Direction:
Present every line in which the string "JSON" appears.

Recorded data
_ _ _ _

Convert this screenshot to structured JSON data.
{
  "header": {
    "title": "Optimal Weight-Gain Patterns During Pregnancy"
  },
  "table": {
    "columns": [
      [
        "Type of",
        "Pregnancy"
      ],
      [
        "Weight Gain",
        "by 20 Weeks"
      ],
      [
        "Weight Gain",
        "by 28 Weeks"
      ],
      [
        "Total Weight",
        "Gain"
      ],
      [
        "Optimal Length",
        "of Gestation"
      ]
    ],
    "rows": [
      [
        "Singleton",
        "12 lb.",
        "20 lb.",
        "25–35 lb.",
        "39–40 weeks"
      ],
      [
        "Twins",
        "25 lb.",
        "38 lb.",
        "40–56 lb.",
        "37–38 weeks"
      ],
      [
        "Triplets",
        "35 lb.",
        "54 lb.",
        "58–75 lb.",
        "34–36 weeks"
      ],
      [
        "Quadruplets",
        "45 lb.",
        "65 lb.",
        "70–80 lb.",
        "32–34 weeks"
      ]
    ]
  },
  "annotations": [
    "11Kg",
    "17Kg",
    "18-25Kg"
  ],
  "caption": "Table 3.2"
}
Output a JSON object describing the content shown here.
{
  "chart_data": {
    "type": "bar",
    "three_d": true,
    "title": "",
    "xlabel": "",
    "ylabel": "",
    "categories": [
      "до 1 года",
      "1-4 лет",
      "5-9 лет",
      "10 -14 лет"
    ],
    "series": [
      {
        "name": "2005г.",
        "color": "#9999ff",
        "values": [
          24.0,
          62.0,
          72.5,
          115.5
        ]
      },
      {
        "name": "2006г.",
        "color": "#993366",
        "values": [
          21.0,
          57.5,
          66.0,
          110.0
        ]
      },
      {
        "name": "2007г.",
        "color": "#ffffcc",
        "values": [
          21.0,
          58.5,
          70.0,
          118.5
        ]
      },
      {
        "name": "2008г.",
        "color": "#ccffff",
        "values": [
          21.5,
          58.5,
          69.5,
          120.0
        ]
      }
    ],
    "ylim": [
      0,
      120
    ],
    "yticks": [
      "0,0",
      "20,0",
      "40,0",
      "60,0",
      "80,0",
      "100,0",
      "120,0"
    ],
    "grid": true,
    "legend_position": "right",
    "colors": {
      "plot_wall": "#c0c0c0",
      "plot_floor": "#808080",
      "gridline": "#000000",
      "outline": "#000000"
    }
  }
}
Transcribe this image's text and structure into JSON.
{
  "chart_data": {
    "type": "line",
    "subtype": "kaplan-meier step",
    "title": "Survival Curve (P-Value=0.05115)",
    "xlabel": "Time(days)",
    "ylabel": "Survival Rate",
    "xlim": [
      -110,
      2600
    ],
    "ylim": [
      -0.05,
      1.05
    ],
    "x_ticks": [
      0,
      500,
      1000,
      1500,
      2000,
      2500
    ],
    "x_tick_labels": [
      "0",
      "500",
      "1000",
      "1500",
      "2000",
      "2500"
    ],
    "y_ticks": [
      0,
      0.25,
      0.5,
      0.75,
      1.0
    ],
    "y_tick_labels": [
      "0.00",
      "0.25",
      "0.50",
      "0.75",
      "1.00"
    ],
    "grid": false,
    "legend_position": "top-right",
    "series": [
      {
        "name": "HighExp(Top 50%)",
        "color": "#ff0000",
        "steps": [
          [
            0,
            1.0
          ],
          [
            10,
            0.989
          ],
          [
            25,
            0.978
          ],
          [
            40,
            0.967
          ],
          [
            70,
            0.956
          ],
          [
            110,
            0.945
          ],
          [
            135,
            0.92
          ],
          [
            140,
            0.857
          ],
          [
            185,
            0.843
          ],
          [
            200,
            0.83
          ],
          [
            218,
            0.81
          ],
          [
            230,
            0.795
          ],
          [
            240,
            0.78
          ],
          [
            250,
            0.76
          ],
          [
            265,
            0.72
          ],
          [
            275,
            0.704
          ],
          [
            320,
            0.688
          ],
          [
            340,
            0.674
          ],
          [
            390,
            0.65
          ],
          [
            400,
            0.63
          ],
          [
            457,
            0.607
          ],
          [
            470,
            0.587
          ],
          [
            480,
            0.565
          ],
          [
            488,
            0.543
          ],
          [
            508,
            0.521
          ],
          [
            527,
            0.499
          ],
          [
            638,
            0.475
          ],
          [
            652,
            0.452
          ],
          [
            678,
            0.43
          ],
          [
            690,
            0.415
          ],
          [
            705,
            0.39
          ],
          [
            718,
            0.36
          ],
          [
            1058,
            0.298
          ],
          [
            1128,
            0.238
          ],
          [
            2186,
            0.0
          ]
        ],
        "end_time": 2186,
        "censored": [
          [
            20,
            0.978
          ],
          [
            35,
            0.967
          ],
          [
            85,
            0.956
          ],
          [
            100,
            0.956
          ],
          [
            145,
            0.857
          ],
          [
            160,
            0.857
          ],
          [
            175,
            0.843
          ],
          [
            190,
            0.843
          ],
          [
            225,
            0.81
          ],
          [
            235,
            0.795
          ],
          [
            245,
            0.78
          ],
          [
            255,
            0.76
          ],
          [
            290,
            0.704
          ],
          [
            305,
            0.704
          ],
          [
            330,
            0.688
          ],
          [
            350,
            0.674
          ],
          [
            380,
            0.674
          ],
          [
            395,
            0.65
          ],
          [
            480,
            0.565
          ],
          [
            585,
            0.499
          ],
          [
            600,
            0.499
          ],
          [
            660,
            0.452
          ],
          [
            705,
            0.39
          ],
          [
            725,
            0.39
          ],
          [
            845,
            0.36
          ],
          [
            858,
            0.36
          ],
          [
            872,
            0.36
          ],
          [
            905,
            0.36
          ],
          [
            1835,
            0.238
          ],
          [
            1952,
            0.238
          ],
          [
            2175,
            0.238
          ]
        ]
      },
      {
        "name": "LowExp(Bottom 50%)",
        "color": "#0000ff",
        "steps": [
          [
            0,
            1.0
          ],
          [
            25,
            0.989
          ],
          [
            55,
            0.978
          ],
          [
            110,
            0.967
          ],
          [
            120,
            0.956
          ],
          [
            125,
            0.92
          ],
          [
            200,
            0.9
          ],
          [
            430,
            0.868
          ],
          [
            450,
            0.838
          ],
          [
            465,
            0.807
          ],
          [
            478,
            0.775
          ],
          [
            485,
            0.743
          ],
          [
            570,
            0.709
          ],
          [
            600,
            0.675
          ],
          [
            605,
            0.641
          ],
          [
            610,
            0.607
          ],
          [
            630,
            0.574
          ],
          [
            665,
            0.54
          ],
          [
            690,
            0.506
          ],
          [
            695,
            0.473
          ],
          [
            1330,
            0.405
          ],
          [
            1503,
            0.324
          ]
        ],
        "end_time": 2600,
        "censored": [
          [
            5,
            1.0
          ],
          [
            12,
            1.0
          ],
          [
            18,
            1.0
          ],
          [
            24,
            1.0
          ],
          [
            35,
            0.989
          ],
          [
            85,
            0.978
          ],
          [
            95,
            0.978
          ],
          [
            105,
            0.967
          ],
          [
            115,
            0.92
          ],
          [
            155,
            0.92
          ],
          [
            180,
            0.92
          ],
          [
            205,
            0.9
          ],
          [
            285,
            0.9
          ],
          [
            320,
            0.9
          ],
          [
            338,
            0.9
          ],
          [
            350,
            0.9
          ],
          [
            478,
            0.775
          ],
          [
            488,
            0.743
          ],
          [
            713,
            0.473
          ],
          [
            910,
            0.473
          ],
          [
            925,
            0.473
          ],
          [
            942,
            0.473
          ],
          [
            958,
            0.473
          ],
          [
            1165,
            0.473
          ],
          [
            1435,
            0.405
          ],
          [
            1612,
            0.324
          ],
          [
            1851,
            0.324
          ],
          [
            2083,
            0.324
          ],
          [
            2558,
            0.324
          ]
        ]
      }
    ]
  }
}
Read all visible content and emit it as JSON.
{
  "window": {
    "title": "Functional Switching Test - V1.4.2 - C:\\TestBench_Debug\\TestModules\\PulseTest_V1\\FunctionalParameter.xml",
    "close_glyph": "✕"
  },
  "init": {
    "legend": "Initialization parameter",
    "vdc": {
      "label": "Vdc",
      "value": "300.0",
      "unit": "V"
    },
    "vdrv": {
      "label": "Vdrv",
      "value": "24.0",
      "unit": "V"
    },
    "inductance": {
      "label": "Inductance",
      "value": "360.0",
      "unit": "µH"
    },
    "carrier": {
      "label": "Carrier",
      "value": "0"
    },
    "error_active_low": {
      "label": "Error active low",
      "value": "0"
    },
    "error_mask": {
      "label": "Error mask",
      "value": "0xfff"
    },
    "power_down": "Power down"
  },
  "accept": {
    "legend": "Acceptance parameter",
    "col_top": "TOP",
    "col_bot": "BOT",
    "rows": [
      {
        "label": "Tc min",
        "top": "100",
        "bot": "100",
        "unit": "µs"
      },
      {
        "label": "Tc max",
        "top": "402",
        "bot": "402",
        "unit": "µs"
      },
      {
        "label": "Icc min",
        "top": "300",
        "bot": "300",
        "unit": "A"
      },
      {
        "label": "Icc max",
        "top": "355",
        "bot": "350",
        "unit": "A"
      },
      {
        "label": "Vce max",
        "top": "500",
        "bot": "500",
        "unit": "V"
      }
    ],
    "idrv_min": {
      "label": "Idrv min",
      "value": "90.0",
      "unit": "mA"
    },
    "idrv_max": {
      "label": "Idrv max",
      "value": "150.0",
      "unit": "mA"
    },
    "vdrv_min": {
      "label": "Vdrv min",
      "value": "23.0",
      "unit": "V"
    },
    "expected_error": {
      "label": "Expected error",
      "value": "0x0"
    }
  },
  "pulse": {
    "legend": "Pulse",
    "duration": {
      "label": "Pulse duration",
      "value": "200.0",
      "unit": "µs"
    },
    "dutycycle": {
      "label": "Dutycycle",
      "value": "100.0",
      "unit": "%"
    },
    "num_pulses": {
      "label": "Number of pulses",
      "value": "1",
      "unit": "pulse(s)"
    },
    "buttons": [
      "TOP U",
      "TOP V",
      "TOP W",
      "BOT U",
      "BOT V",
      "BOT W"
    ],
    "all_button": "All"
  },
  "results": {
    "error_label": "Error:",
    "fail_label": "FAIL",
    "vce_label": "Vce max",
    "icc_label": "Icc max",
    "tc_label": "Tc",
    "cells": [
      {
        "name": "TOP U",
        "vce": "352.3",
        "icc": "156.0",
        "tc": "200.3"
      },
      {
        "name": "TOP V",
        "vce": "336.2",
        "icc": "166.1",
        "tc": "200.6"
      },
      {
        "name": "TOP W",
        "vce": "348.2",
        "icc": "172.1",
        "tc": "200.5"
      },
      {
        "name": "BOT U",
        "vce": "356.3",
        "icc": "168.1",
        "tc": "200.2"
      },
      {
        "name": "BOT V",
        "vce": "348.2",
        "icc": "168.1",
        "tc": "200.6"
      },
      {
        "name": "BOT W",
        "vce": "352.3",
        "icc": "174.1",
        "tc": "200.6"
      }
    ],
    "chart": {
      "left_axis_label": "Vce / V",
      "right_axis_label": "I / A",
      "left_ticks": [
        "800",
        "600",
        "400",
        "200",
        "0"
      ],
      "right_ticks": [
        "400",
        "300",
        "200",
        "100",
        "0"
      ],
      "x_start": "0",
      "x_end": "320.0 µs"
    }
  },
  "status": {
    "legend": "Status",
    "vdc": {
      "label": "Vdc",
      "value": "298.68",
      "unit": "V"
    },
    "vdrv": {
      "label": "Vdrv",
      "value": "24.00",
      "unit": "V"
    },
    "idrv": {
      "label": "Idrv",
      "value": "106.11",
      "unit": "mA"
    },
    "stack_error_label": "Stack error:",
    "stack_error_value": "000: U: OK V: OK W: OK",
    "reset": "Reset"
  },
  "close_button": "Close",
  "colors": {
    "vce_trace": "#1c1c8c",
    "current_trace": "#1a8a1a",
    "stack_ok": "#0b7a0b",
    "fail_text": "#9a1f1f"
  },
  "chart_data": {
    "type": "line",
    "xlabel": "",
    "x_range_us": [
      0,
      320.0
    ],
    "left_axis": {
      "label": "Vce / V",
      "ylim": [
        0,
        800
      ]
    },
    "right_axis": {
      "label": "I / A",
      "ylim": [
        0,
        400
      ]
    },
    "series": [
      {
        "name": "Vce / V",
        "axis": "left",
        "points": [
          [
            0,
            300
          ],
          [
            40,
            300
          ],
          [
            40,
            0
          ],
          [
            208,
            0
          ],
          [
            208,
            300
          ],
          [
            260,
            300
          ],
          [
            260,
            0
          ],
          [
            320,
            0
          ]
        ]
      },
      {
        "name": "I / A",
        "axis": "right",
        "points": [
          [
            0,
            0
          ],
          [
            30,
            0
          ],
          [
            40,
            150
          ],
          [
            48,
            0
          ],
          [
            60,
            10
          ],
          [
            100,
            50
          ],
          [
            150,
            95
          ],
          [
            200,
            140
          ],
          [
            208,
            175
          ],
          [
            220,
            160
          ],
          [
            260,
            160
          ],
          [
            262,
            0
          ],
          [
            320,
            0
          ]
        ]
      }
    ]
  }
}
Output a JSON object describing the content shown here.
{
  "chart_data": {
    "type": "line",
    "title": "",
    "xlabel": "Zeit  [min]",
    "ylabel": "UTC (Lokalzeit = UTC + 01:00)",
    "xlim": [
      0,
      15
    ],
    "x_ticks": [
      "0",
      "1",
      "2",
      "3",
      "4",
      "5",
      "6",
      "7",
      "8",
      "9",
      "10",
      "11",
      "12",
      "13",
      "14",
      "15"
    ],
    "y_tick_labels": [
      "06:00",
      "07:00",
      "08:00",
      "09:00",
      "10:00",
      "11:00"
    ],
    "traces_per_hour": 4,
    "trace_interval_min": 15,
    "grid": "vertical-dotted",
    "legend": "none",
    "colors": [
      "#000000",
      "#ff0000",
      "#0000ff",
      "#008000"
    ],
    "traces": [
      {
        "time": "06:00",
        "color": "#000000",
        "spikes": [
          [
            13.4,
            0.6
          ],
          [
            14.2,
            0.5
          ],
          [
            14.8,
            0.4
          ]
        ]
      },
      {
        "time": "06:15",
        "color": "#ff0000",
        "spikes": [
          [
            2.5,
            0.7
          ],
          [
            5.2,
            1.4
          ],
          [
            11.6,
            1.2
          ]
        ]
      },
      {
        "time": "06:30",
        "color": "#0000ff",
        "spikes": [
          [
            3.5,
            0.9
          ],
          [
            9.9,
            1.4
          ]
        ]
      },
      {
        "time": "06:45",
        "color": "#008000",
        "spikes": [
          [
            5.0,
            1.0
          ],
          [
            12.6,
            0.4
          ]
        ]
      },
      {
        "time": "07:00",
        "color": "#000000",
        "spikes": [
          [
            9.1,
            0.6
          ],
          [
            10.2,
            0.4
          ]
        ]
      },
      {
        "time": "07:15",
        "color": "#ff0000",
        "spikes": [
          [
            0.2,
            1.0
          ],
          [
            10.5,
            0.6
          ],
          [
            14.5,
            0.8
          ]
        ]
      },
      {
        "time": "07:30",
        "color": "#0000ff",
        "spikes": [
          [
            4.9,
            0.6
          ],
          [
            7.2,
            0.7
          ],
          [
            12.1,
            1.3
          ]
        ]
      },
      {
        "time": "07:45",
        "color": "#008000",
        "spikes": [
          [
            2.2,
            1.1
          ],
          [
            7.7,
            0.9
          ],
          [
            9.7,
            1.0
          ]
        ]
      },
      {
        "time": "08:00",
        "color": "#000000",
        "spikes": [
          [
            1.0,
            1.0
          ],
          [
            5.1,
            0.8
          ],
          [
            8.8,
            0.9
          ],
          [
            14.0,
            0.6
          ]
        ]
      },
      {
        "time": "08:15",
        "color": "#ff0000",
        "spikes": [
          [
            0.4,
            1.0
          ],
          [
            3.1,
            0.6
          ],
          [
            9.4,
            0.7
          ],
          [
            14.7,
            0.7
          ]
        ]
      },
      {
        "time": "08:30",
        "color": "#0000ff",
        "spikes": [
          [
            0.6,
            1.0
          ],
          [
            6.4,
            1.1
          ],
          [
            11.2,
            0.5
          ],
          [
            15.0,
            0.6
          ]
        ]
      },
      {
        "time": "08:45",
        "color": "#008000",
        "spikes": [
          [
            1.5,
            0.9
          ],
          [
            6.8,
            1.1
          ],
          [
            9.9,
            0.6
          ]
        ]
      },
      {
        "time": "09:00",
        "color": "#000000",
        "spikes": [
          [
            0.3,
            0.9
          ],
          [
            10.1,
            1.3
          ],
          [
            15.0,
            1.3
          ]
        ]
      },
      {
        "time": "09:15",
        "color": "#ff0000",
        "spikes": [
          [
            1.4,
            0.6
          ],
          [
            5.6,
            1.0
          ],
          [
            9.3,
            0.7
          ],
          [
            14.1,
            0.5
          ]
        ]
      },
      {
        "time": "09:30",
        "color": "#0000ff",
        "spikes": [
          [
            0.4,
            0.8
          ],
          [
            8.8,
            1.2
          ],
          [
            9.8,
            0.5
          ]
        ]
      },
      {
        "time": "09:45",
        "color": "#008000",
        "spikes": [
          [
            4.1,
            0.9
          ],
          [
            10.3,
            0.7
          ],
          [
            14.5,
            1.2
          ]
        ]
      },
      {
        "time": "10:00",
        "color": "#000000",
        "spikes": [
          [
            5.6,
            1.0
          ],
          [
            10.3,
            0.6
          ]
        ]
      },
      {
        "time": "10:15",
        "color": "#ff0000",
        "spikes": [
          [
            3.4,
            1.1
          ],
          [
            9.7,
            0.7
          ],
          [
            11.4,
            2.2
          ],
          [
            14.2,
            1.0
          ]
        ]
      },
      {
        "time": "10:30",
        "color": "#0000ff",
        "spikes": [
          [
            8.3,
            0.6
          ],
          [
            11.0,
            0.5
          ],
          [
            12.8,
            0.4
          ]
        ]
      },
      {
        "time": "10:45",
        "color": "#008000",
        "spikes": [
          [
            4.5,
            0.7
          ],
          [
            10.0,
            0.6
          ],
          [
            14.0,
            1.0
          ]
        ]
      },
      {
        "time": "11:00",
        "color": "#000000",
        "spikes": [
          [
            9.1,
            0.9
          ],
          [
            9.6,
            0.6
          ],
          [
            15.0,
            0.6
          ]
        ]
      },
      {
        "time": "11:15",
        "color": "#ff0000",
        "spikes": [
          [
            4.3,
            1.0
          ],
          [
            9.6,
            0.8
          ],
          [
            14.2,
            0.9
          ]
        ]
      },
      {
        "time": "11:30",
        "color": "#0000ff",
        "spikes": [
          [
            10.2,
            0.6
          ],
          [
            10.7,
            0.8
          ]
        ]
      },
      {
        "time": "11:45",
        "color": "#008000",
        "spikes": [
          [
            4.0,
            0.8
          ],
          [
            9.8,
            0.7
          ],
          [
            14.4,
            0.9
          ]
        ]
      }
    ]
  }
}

_ _ _ _

Full answer:
Convert this screenshot to structured JSON data.
Output a JSON object describing the content shown here.
Transcribe this image's text and structure into JSON.
Read all visible content and emit it as JSON.
Output a JSON object describing the content shown here.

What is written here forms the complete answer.